O „polskich obozach śmierci” nieco inaczej

Niezależna Gazeta Obywatelska2

Na razie krytyczne głosy na temat wypowiedzi amerykańskiego prezydenta o „polskich obozach śmierci” przycichły. Już od kilku dni większość Polaków żyje nadchodzącymi igrzyskami piłkarskimi. Po ulicach Opola jeżdżą samochody oflagowane polskimi barwami narodowymi; na niektórych powiewają aż dwie flagi, po jednej i drugiej stronie pojazdu. Szkoda, że nie widać ich w święta państwowe. Nie tak dawno, 3 Maja, poruszał się po Opolu i na Górze św. Anny bodaj jeden tylko samochód z polską flagą; było to auto mojego kolegi – Adama Sobolskiego. Wiem o tym, bo razem z nim tego dnia jeździłem.

Jednakże temat „polskich obozów śmierci” powróci. Tkwi bowiem w nas, jak oścień zatruty niesprawiedliwością. Nie pozwolą nam również o nim zapomnieć zwolennicy tej antypolskiej tezy, krajowi i zagraniczni. Póki co, prześledźmy argumentację wybranych przeze mnie trzech medialnych obrońców Baracka Husseina Obamy II.

Daniel Passent z „Polityki” sprawę zbagatelizował, uważając tę wypowiedź za zwykły lapsus, za coś w rodzaju niegroźnego wypadku przy pracy, nad którym nie warto w ogóle deliberować. Ale czy po tym publicyście można się było spodziewać czegoś innego?

Z kolei Sławomir Sierakowski zinterpretował słowa prezydenta USA „geograficznie”. Wedle niego Obama miał na myśli Polskę jako miejsce istnienia tych obozów, nie zaś Polaków jako oprawców. Przypomina to szkolną „analizę” utworu literackiego, posługującą się domysłem, „co autor miał na myśli”. Na myśli miał to, co powiedział. Skąd bowiem redaktor Krytyki Politycznej, choćby i naczelny, wie, że było to coś innego? Zaś samego argumentu „geograficznego” nie da się utrzymać właśnie z powodu… geografii. Politycznej, ma się rozumieć. Lecz o tym za chwilę.

Jeśli Passent i Sierakowski mnie nie zaskoczyli, to zaskoczył mnie Stanisław Michalkiewicz. Lubię czytać jego felietony. Odpowiada mi w nich ostrość sformułowań, ironia, kpina, sarkazm. Sam chciałbym tak pisać. Podzielam też wiele opinii i ocen tego publicysty. Choć nie wszystkie. W jednym z ostatnich felietonów, „Gaffa starannie zaprojektowana”, napisał, że „znaczna część tych zbrodni dokonała się na polskim terytorium państwowym”. Idzie, oczywiście, o zbrodnie niemieckie.

Otóż uważam tę tezę Michalkiewicza za nieścisłą, by nie powiedzieć – błędną. De facto Polska jako państwo wtedy nie istniała. Istniała jedynie de iure, jako podmiot prawa międzynarodowego. Ale domagać się wówczas od Niemców i Sowietów respektowania tego prawa, to jakby pisać na Berdyczów.

■ ZADANIA:
**1)** Wymień wszystkich publicystów, których wypowiedzi o słowach amerykańskiego prezydenta omawia tekst o „polskich obozach śmierci”.
**2)** Dopisz dalszy ciąg tekstu o „polskich obozach śmierci”, zaczynając od miejsca, w którym się urywa.

■ DOSTARCZONE DANE:
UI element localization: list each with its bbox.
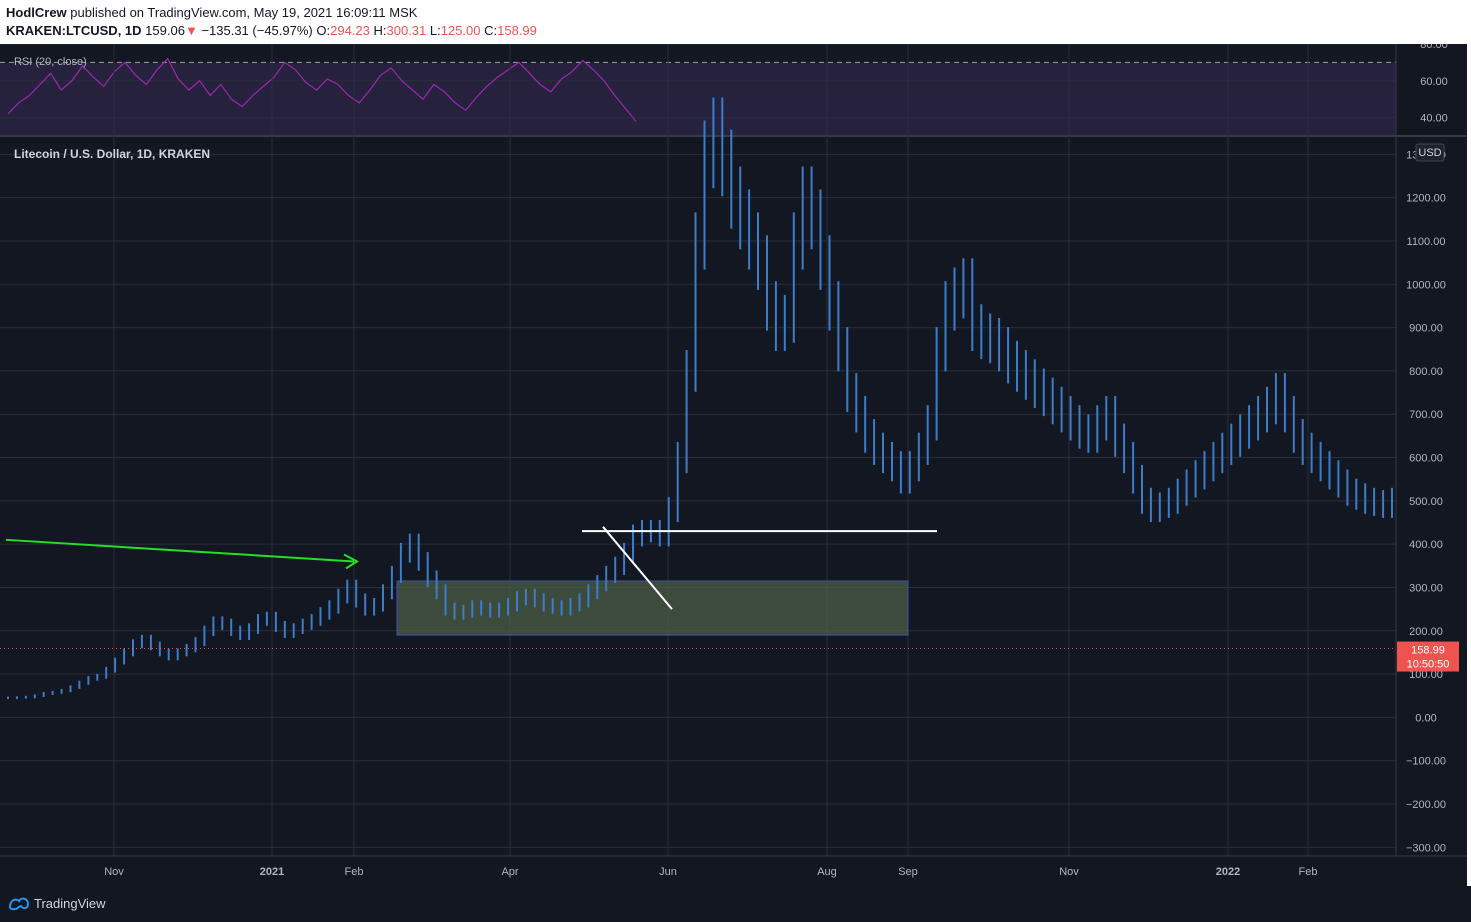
rsi-ytick-0: 80.00	[1420, 44, 1448, 51]
main-ytick-7: 600.00	[1409, 453, 1443, 465]
footer: TradingView	[0, 886, 1471, 922]
main-ytick-14: −100.00	[1406, 756, 1446, 768]
xtick-9: Feb	[1299, 866, 1318, 878]
main-ytick-4: 900.00	[1409, 323, 1443, 335]
rsi-line	[7, 57, 637, 122]
main-ytick-2: 1100.00	[1407, 236, 1446, 248]
main-ytick-9: 400.00	[1409, 539, 1443, 551]
xtick-2: Feb	[345, 866, 364, 878]
xtick-0: Nov	[104, 866, 124, 878]
footer-brand[interactable]: TradingView	[34, 896, 106, 911]
main-ytick-1: 1200.00	[1406, 193, 1446, 205]
main-ytick-5: 800.00	[1409, 366, 1443, 378]
main-ytick-8: 500.00	[1409, 496, 1443, 508]
xtick-8: 2022	[1216, 866, 1240, 878]
price-change: −135.31 (−45.97%)	[201, 23, 313, 38]
publication-header: HodlCrew published on TradingView.com, M…	[0, 0, 1471, 44]
right-edge	[1467, 44, 1471, 886]
last-price-value: 158.99	[1411, 645, 1445, 657]
low-value: 125.00	[440, 23, 481, 38]
chart-background	[0, 44, 1467, 886]
main-ytick-16: −300.00	[1406, 842, 1446, 854]
rsi-ytick-2: 40.00	[1420, 113, 1448, 125]
decline-trendline	[602, 526, 673, 610]
currency-badge	[1415, 143, 1445, 162]
xtick-5: Aug	[817, 866, 837, 878]
published-text: published on TradingView.com, May 19, 20…	[70, 5, 418, 20]
green-arrow-line	[5, 538, 355, 563]
main-title: Litecoin / U.S. Dollar, 1D, KRAKEN	[14, 147, 210, 161]
xtick-1: 2021	[260, 866, 284, 878]
main-ytick-10: 300.00	[1409, 582, 1443, 594]
rsi-title: RSI (20, close)	[14, 56, 87, 68]
ohlc-line: KRAKEN:LTCUSD, 1D 159.06▼ −135.31 (−45.9…	[6, 23, 537, 38]
xtick-7: Nov	[1059, 866, 1079, 878]
high-value: 300.31	[386, 23, 427, 38]
high-label: H:	[373, 23, 387, 38]
main-ytick-13: 0.00	[1415, 712, 1436, 724]
consolidation-box	[396, 580, 909, 636]
tradingview-logo-icon	[8, 897, 30, 911]
open-value: 294.23	[330, 23, 370, 38]
low-label: L:	[429, 23, 441, 38]
xtick-3: Apr	[501, 866, 518, 878]
last-price: 159.06	[145, 23, 185, 38]
author-name[interactable]: HodlCrew	[6, 5, 67, 20]
green-arrow-head	[343, 553, 359, 570]
main-ytick-12: 100.00	[1409, 669, 1443, 681]
publication-line: HodlCrew published on TradingView.com, M…	[6, 5, 417, 20]
close-value: 158.99	[497, 23, 537, 38]
currency-label: USD	[1418, 147, 1441, 159]
main-ytick-15: −200.00	[1406, 799, 1446, 811]
last-price-time: 10:50:50	[1407, 659, 1450, 671]
close-label: C:	[484, 23, 498, 38]
down-arrow-icon: ▼	[184, 23, 198, 38]
rsi-band-fill	[0, 62, 1396, 136]
symbol-label: KRAKEN:LTCUSD, 1D	[6, 23, 142, 38]
xtick-4: Jun	[659, 866, 677, 878]
main-ytick-3: 1000.00	[1406, 279, 1446, 291]
main-ytick-6: 700.00	[1409, 409, 1443, 421]
rsi-ytick-1: 60.00	[1420, 76, 1448, 88]
open-label: O:	[316, 23, 331, 38]
last-price-badge	[1397, 641, 1459, 672]
main-ytick-11: 200.00	[1409, 626, 1443, 638]
xtick-6: Sep	[898, 866, 918, 878]
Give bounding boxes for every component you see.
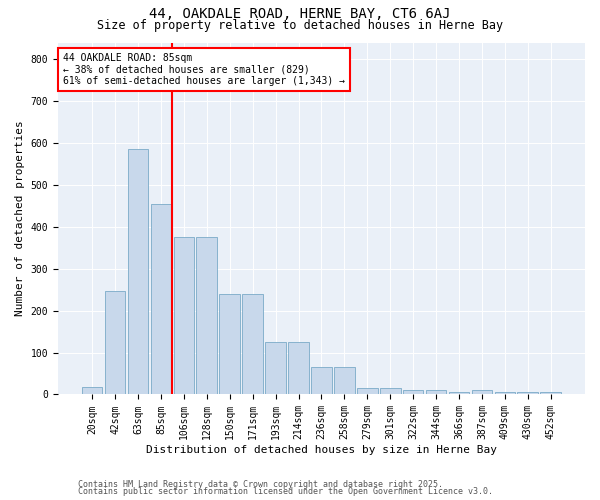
Bar — [220, 294, 240, 394]
Bar — [288, 342, 309, 394]
Bar — [151, 204, 171, 394]
Y-axis label: Number of detached properties: Number of detached properties — [15, 120, 25, 316]
Bar — [196, 238, 217, 394]
Bar — [380, 388, 401, 394]
Bar — [265, 342, 286, 394]
Bar — [82, 387, 103, 394]
Bar — [517, 392, 538, 394]
Bar — [494, 392, 515, 394]
Bar — [426, 390, 446, 394]
Bar — [311, 367, 332, 394]
Bar — [472, 390, 492, 394]
Text: Contains public sector information licensed under the Open Government Licence v3: Contains public sector information licen… — [78, 487, 493, 496]
Bar — [128, 150, 148, 394]
Text: 44, OAKDALE ROAD, HERNE BAY, CT6 6AJ: 44, OAKDALE ROAD, HERNE BAY, CT6 6AJ — [149, 8, 451, 22]
Bar — [173, 238, 194, 394]
Bar — [334, 367, 355, 394]
Bar — [449, 392, 469, 394]
Text: Size of property relative to detached houses in Herne Bay: Size of property relative to detached ho… — [97, 18, 503, 32]
Bar — [357, 388, 377, 394]
Bar — [541, 392, 561, 394]
Text: Contains HM Land Registry data © Crown copyright and database right 2025.: Contains HM Land Registry data © Crown c… — [78, 480, 443, 489]
Bar — [105, 290, 125, 395]
X-axis label: Distribution of detached houses by size in Herne Bay: Distribution of detached houses by size … — [146, 445, 497, 455]
Bar — [403, 390, 424, 394]
Bar — [242, 294, 263, 394]
Text: 44 OAKDALE ROAD: 85sqm
← 38% of detached houses are smaller (829)
61% of semi-de: 44 OAKDALE ROAD: 85sqm ← 38% of detached… — [63, 53, 345, 86]
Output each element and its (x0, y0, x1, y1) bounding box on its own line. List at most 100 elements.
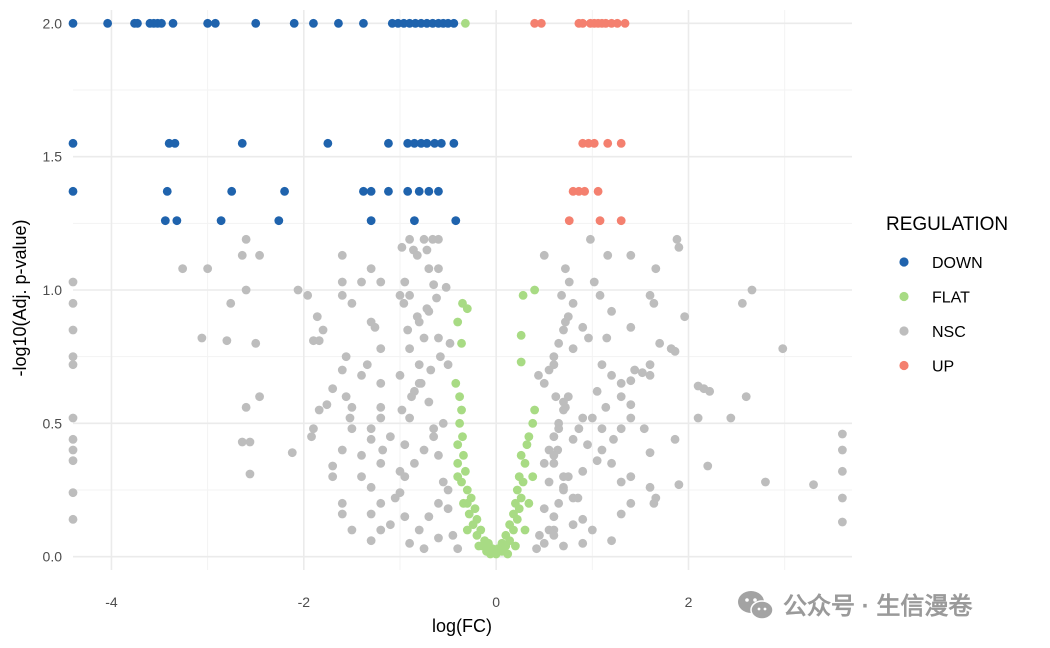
data-point-nsc (626, 413, 636, 423)
x-tick-label: -2 (298, 594, 311, 610)
data-point-flat (510, 541, 520, 551)
data-point-nsc (583, 440, 592, 450)
data-point-down (424, 186, 434, 196)
data-point-nsc (314, 405, 324, 415)
data-point-nsc (405, 413, 415, 423)
data-point-nsc (645, 370, 655, 380)
data-point-nsc (568, 344, 578, 354)
data-point-nsc (549, 450, 559, 460)
data-point-down (309, 18, 318, 28)
data-point-nsc (584, 333, 593, 343)
data-point-down (410, 216, 419, 226)
data-point-nsc (68, 413, 78, 423)
data-point-nsc (366, 434, 376, 444)
data-point-down (68, 186, 78, 196)
data-point-nsc (434, 264, 443, 274)
y-tick-label: 1.5 (43, 149, 63, 165)
data-point-nsc (726, 413, 736, 423)
data-point-down (403, 138, 413, 148)
data-point-nsc (424, 264, 434, 274)
data-point-nsc (837, 517, 847, 527)
data-point-nsc (448, 530, 458, 540)
data-point-nsc (322, 400, 332, 410)
data-point-nsc (595, 290, 605, 300)
legend-key-down (899, 257, 909, 267)
data-point-nsc (366, 264, 376, 274)
data-point-nsc (587, 413, 597, 423)
data-point-nsc (403, 325, 413, 335)
data-point-nsc (837, 429, 847, 439)
data-point-flat (453, 458, 463, 468)
data-point-nsc (443, 360, 453, 370)
data-point-nsc (554, 338, 564, 348)
data-point-nsc (337, 365, 347, 375)
data-point-down (359, 18, 368, 28)
legend-label-flat: FLAT (932, 290, 970, 307)
data-point-up (593, 186, 603, 196)
data-point-down (210, 18, 220, 28)
data-point-nsc (603, 250, 613, 260)
data-point-nsc (362, 360, 372, 370)
data-point-nsc (535, 530, 544, 540)
data-point-nsc (241, 402, 251, 412)
data-point-nsc (587, 525, 597, 535)
data-point-nsc (357, 450, 366, 460)
data-point-nsc (674, 480, 684, 490)
data-point-nsc (245, 469, 255, 479)
legend-title: REGULATION (886, 214, 1008, 235)
data-point-nsc (376, 458, 386, 468)
data-point-nsc (293, 285, 303, 295)
y-axis-ticks: 0.0 0.5 1.0 1.5 2.0 (43, 15, 63, 564)
data-point-nsc (357, 370, 366, 380)
data-point-nsc (376, 378, 386, 388)
data-point-nsc (347, 402, 357, 412)
x-tick-label: 0 (492, 594, 500, 610)
data-point-flat (503, 549, 513, 559)
data-point-nsc (589, 277, 599, 287)
data-point-nsc (426, 365, 436, 375)
data-point-nsc (376, 277, 386, 287)
data-point-nsc (592, 456, 602, 466)
data-point-flat (485, 549, 495, 559)
data-point-down (216, 216, 226, 226)
data-point-nsc (337, 250, 347, 260)
data-point-nsc (616, 378, 626, 388)
data-point-nsc (737, 298, 747, 308)
data-point-nsc (649, 298, 659, 308)
x-axis-ticks: -4 -2 0 2 (105, 594, 692, 610)
data-point-down (366, 216, 376, 226)
data-point-up (580, 186, 590, 196)
data-point-nsc (434, 333, 443, 343)
data-point-nsc (539, 250, 549, 260)
data-point-nsc (337, 290, 347, 300)
data-point-up (616, 216, 626, 226)
data-point-nsc (637, 368, 647, 378)
data-point-up (612, 18, 622, 28)
watermark: 公众号 · 生信漫卷 (738, 591, 973, 620)
data-point-flat (453, 472, 463, 482)
data-point-down (384, 138, 393, 148)
data-point-nsc (705, 386, 715, 396)
data-point-down (133, 18, 142, 28)
data-point-nsc (429, 424, 439, 434)
data-point-flat (514, 504, 524, 514)
y-tick-label: 1.0 (43, 282, 63, 298)
data-point-nsc (419, 445, 429, 455)
data-point-nsc (435, 352, 445, 362)
data-point-flat (453, 317, 463, 327)
data-point-flat (524, 498, 534, 508)
data-point-nsc (563, 472, 573, 482)
data-point-nsc (597, 360, 607, 370)
data-point-nsc (429, 280, 439, 290)
data-point-nsc (337, 498, 347, 508)
data-point-nsc (616, 424, 626, 434)
data-point-nsc (68, 277, 78, 287)
data-point-nsc (414, 525, 424, 535)
data-point-nsc (405, 344, 415, 354)
data-point-nsc (602, 333, 612, 343)
data-point-nsc (578, 466, 588, 476)
x-axis-title: log(FC) (432, 616, 492, 636)
data-point-down (359, 186, 368, 196)
data-point-flat (459, 498, 468, 508)
data-point-nsc (400, 512, 410, 522)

■ ODPOWIEDZI DO ZADAŃ:
**1)** Daniel Passent, Sławomir Sierakowski, Stanisław Michalkiewicz

**2)**
Oświęcim, na mocy dekretu Adolfa Hitlera, już w pierwszych miesiącach wojny został włączony do III Rzeszy. Tak więc KL Auschwitz powstał oraz funkcjonował na „niemieckim terytorium państwowym” – czy nam się w odniesieniu do Oświęcimia to określenie podoba, czy nie. Z tego choćby powodu był niemieckim obozem śmierci, nie zaś polskim. Niemcy dokonali przy tym dwojakiego rodzaju zbrodni: najpierw na suwerennym państwie polskim, potem na więźniach obozu. Warto o tej podwójnej zbrodni pamiętać.

Jak powszechnie wiadomo, z reszty polskich ziem, nie włączonych do III Rzeszy i nie zagarniętych przez Związek Sowiecki, utworzyli Generalne Gubernatorstwo (zwane potocznie Generalną Gubernią), administracyjną hybrydę, zarządzaną z Krakowa przez niemieckiego gubernatora Hansa Franka. Flaga tego niby-państwa była tożsama z niemiecką. Reszta symboliki państwowej – również.

Polacy nie sprawowali na terytorium GG suwerennej władzy. Sprawowali ją Niemcy. Zatem GG, choć zamieszkana głównie przez Polaków, również nie była „polskim terytorium państwowym”. Obozy zagłady, jakie tu powstały – Treblinka, Majdanek, Bełżec, czy Sobibór – były w pełnym i wyłącznym znaczeniu tego słowa „niemieckie”. Nie da się bowiem sensownie twierdzić, że Polacy mogli zbudować „polskie obozy śmierci” na niemieckim terytorium państwowym, lub tam, gdzie Niemcy sprawowali suwerenną władzę. Taka możliwość nie istniała. Ktoś, kto temu zaprzecza, albo jest politycznym idiotą („idiota” to po łacinie „laik”), albo cynicznym kłamcą.

Tymi mniej więcej uwagami podzieliłem się ze Stanisławem Michalkiewiczem. A oto w całości jego odpowiedź (pomijam jedynie zwroty grzecznościowe):

„Wszystko się zgadza – ale te miejsca obecnie znajdują się na polskim terytorium państwowym – a   nie sądzę, by np. Amerykanie znali wszystkie subtelności – które części polskiego terytorium państwowego Hitler włączył do Rzeszy, a których nie. Jak się zaczniemy wyrzekać terytorium państwowego, to inni chętnie nam je odbiorą, przynajmniej częściowo”.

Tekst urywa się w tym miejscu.